Aim of the task. Can you copy every line of the records below word for word, leaving out the pictures?

## START Records provided

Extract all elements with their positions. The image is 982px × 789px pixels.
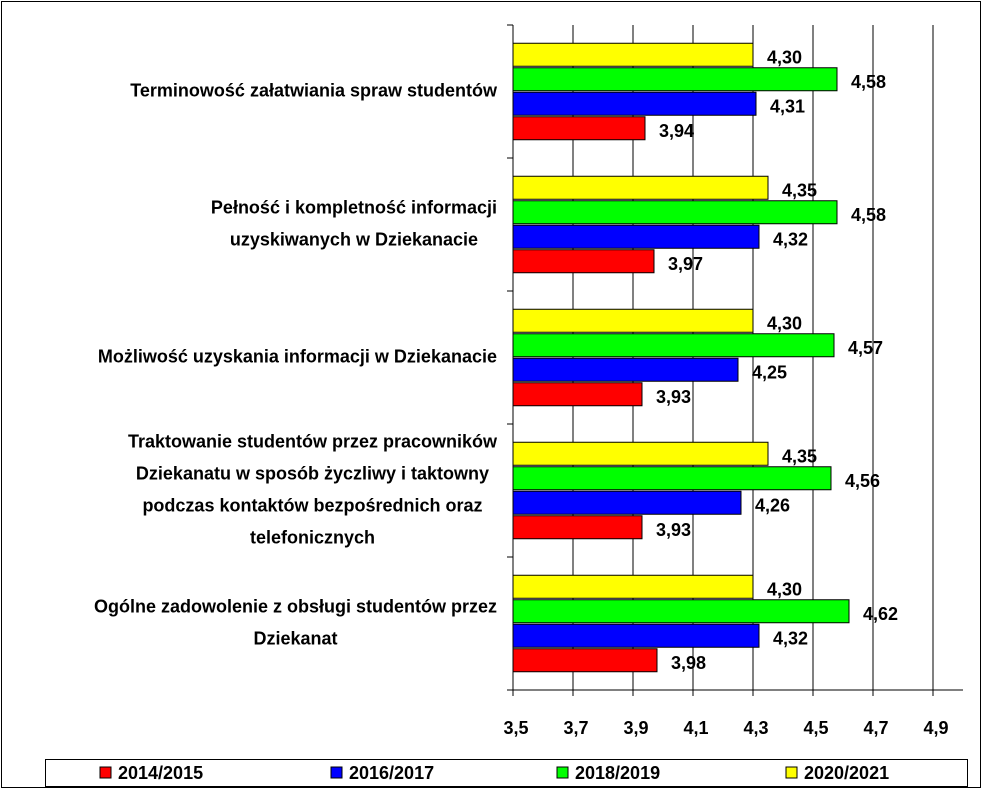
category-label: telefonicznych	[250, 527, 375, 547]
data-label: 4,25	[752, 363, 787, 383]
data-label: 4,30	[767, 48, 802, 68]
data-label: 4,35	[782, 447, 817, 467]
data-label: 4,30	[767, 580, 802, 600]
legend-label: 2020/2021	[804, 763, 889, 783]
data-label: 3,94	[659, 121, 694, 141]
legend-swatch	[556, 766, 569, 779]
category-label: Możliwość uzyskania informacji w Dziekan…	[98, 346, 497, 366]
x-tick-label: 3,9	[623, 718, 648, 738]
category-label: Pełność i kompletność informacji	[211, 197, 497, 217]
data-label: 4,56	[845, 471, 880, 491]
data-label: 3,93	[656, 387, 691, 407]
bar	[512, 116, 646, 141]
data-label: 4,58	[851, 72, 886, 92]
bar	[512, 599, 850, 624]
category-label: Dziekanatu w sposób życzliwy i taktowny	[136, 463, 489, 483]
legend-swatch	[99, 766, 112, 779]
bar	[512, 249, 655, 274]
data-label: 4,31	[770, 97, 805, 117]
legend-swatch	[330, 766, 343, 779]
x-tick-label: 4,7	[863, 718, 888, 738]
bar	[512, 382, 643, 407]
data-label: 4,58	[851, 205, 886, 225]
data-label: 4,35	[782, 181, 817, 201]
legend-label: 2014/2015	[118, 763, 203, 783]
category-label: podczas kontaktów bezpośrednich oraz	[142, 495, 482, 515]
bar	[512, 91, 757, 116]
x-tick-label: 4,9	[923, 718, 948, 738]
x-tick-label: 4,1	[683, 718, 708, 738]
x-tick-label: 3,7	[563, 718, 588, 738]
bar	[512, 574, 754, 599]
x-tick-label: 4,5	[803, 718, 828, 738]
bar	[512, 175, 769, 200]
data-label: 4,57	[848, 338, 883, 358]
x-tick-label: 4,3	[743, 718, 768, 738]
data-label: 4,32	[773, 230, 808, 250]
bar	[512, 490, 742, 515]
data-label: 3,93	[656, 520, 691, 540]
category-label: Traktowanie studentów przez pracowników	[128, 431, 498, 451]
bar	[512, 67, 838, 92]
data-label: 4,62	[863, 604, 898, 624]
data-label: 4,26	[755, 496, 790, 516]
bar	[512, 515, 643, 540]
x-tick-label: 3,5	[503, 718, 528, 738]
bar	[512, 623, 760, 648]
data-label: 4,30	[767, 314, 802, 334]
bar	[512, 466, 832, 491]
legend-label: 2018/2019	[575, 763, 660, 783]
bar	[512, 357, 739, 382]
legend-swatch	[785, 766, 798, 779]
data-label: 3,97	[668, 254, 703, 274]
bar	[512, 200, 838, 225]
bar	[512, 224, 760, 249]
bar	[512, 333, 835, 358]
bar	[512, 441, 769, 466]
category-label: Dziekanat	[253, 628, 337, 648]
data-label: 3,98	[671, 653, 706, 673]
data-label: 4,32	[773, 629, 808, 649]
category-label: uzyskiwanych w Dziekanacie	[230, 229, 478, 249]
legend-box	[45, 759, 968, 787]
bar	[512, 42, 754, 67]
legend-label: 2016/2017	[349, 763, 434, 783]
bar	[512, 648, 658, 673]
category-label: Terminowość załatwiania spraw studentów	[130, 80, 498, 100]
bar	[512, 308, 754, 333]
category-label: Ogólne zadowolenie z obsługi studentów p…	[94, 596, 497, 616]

## END Records provided

Answer.
Extract all elements with their positions. The image is 982px × 789px pixels.
category-label: telefonicznych	[250, 527, 375, 547]
data-label: 4,25	[752, 363, 787, 383]
data-label: 4,30	[767, 48, 802, 68]
data-label: 4,35	[782, 447, 817, 467]
data-label: 4,30	[767, 580, 802, 600]
legend-label: 2020/2021	[804, 763, 889, 783]
data-label: 3,94	[659, 121, 694, 141]
legend-swatch	[556, 766, 569, 779]
category-label: Możliwość uzyskania informacji w Dziekan…	[98, 346, 497, 366]
x-tick-label: 3,9	[623, 718, 648, 738]
category-label: Pełność i kompletność informacji	[211, 197, 497, 217]
data-label: 4,56	[845, 471, 880, 491]
data-label: 3,93	[656, 387, 691, 407]
bar	[512, 116, 646, 141]
data-label: 4,58	[851, 72, 886, 92]
bar	[512, 599, 850, 624]
category-label: Dziekanatu w sposób życzliwy i taktowny	[136, 463, 489, 483]
legend-swatch	[99, 766, 112, 779]
bar	[512, 249, 655, 274]
data-label: 4,31	[770, 97, 805, 117]
legend-swatch	[330, 766, 343, 779]
x-tick-label: 4,7	[863, 718, 888, 738]
bar	[512, 382, 643, 407]
data-label: 4,58	[851, 205, 886, 225]
data-label: 4,35	[782, 181, 817, 201]
legend-label: 2014/2015	[118, 763, 203, 783]
category-label: podczas kontaktów bezpośrednich oraz	[142, 495, 482, 515]
bar	[512, 91, 757, 116]
x-tick-label: 4,9	[923, 718, 948, 738]
x-tick-label: 4,1	[683, 718, 708, 738]
x-tick-label: 3,7	[563, 718, 588, 738]
bar	[512, 574, 754, 599]
x-tick-label: 4,5	[803, 718, 828, 738]
bar	[512, 175, 769, 200]
data-label: 4,57	[848, 338, 883, 358]
x-tick-label: 4,3	[743, 718, 768, 738]
data-label: 4,32	[773, 230, 808, 250]
bar	[512, 490, 742, 515]
data-label: 3,93	[656, 520, 691, 540]
category-label: Traktowanie studentów przez pracowników	[128, 431, 498, 451]
bar	[512, 67, 838, 92]
data-label: 4,62	[863, 604, 898, 624]
data-label: 4,26	[755, 496, 790, 516]
bar	[512, 515, 643, 540]
x-tick-label: 3,5	[503, 718, 528, 738]
bar	[512, 623, 760, 648]
data-label: 4,30	[767, 314, 802, 334]
bar	[512, 466, 832, 491]
legend-label: 2018/2019	[575, 763, 660, 783]
bar	[512, 357, 739, 382]
legend-swatch	[785, 766, 798, 779]
data-label: 3,97	[668, 254, 703, 274]
bar	[512, 200, 838, 225]
bar	[512, 224, 760, 249]
bar	[512, 333, 835, 358]
bar	[512, 441, 769, 466]
category-label: Dziekanat	[253, 628, 337, 648]
data-label: 3,98	[671, 653, 706, 673]
data-label: 4,32	[773, 629, 808, 649]
category-label: uzyskiwanych w Dziekanacie	[230, 229, 478, 249]
legend-box	[45, 759, 968, 787]
bar	[512, 42, 754, 67]
legend-label: 2016/2017	[349, 763, 434, 783]
bar	[512, 648, 658, 673]
category-label: Terminowość załatwiania spraw studentów	[130, 80, 498, 100]
bar	[512, 308, 754, 333]
category-label: Ogólne zadowolenie z obsługi studentów p…	[94, 596, 497, 616]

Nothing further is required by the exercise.